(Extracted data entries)
········
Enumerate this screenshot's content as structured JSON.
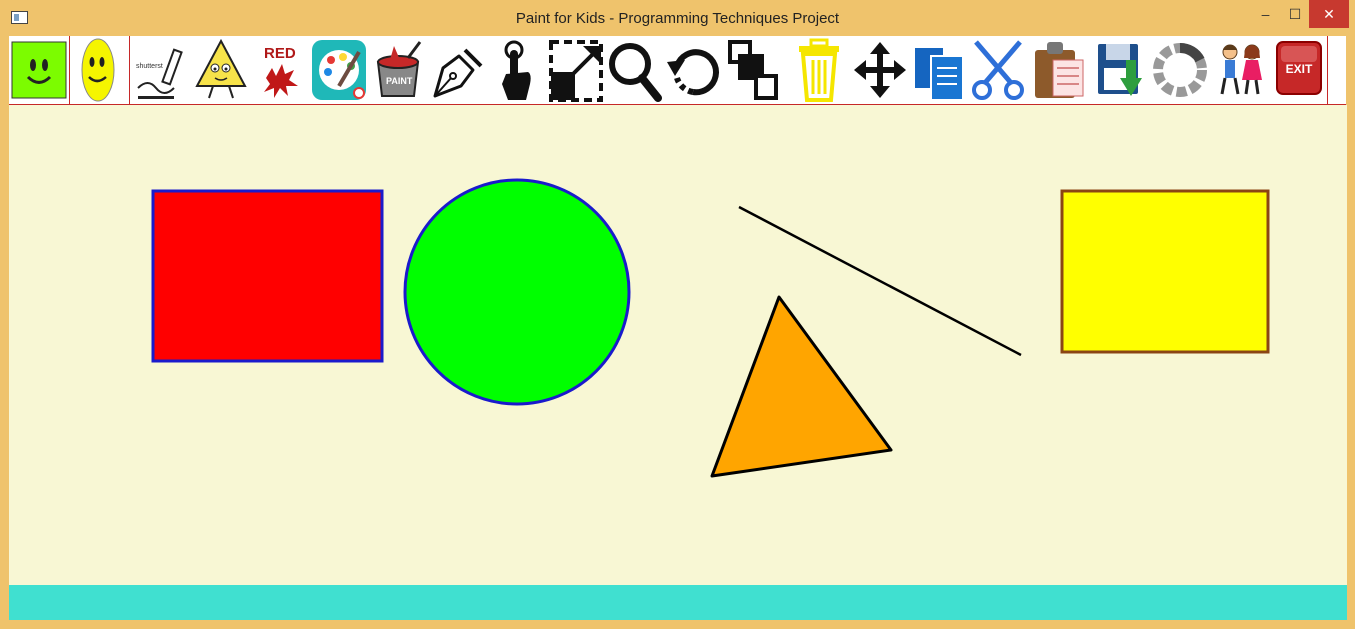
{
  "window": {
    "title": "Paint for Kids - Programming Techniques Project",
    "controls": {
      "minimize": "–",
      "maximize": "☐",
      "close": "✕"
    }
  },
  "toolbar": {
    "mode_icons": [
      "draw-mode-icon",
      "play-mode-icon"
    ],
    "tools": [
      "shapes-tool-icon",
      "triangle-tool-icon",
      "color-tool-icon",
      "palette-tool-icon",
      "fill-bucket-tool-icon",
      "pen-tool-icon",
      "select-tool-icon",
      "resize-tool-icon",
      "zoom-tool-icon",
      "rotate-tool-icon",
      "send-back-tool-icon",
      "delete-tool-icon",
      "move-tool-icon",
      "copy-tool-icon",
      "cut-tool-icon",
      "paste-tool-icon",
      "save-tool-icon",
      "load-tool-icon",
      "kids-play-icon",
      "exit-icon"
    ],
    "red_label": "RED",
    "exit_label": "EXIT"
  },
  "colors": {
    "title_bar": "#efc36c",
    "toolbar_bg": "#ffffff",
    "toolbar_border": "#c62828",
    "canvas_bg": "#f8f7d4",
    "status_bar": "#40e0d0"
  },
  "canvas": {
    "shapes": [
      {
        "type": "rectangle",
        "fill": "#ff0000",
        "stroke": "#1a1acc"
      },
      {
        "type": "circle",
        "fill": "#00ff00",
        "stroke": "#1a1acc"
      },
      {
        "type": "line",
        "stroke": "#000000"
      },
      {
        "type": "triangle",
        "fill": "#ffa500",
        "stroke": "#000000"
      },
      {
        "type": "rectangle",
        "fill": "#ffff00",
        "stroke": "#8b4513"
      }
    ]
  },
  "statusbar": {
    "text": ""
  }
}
········
• _AIM OF THE TASK_: Looking at the entries above, state how many lines contain "fill"; give the number alone.

• _COMPLETE ANSWER_: 5